• [THE REQUEST] Print all entries word for word.

• [AVAILABLE RECORDS]
---
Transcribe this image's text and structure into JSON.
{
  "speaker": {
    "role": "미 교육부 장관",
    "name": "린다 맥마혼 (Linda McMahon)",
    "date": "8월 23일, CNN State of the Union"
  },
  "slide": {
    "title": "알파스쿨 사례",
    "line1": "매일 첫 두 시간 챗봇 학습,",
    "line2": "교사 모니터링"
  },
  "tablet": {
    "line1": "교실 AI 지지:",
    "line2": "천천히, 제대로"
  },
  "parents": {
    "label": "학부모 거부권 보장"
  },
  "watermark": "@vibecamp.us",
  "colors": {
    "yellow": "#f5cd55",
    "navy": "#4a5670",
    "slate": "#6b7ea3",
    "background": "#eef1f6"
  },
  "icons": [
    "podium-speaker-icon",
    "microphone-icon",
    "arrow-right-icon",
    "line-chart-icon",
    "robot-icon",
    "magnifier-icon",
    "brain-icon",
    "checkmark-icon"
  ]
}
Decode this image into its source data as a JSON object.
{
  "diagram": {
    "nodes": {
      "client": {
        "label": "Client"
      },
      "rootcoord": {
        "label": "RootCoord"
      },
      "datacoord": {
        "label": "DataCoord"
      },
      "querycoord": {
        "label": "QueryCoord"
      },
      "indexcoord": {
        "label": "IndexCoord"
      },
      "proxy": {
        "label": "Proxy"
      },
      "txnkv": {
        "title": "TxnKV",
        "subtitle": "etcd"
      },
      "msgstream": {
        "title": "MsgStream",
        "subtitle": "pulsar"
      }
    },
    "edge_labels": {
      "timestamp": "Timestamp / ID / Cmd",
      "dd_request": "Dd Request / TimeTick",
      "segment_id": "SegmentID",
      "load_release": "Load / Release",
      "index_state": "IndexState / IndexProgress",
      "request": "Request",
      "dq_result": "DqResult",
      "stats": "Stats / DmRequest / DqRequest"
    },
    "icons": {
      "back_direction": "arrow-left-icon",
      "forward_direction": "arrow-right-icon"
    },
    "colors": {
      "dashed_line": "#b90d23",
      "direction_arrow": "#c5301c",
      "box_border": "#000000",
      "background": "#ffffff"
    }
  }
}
---
• [SOLUTION TO THIS EXERCISE]
Transcribe this image's text and structure into JSON.
{
  "speaker": {
    "role": "미 교육부 장관",
    "name": "린다 맥마혼 (Linda McMahon)",
    "date": "8월 23일, CNN State of the Union"
  },
  "slide": {
    "title": "알파스쿨 사례",
    "line1": "매일 첫 두 시간 챗봇 학습,",
    "line2": "교사 모니터링"
  },
  "tablet": {
    "line1": "교실 AI 지지:",
    "line2": "천천히, 제대로"
  },
  "parents": {
    "label": "학부모 거부권 보장"
  },
  "watermark": "@vibecamp.us",
  "colors": {
    "yellow": "#f5cd55",
    "navy": "#4a5670",
    "slate": "#6b7ea3",
    "background": "#eef1f6"
  },
  "icons": [
    "podium-speaker-icon",
    "microphone-icon",
    "arrow-right-icon",
    "line-chart-icon",
    "robot-icon",
    "magnifier-icon",
    "brain-icon",
    "checkmark-icon"
  ]
}
Decode this image into its source data as a JSON object.
{
  "diagram": {
    "nodes": {
      "client": {
        "label": "Client"
      },
      "rootcoord": {
        "label": "RootCoord"
      },
      "datacoord": {
        "label": "DataCoord"
      },
      "querycoord": {
        "label": "QueryCoord"
      },
      "indexcoord": {
        "label": "IndexCoord"
      },
      "proxy": {
        "label": "Proxy"
      },
      "txnkv": {
        "title": "TxnKV",
        "subtitle": "etcd"
      },
      "msgstream": {
        "title": "MsgStream",
        "subtitle": "pulsar"
      }
    },
    "edge_labels": {
      "timestamp": "Timestamp / ID / Cmd",
      "dd_request": "Dd Request / TimeTick",
      "segment_id": "SegmentID",
      "load_release": "Load / Release",
      "index_state": "IndexState / IndexProgress",
      "request": "Request",
      "dq_result": "DqResult",
      "stats": "Stats / DmRequest / DqRequest"
    },
    "icons": {
      "back_direction": "arrow-left-icon",
      "forward_direction": "arrow-right-icon"
    },
    "colors": {
      "dashed_line": "#b90d23",
      "direction_arrow": "#c5301c",
      "box_border": "#000000",
      "background": "#ffffff"
    }
  }
}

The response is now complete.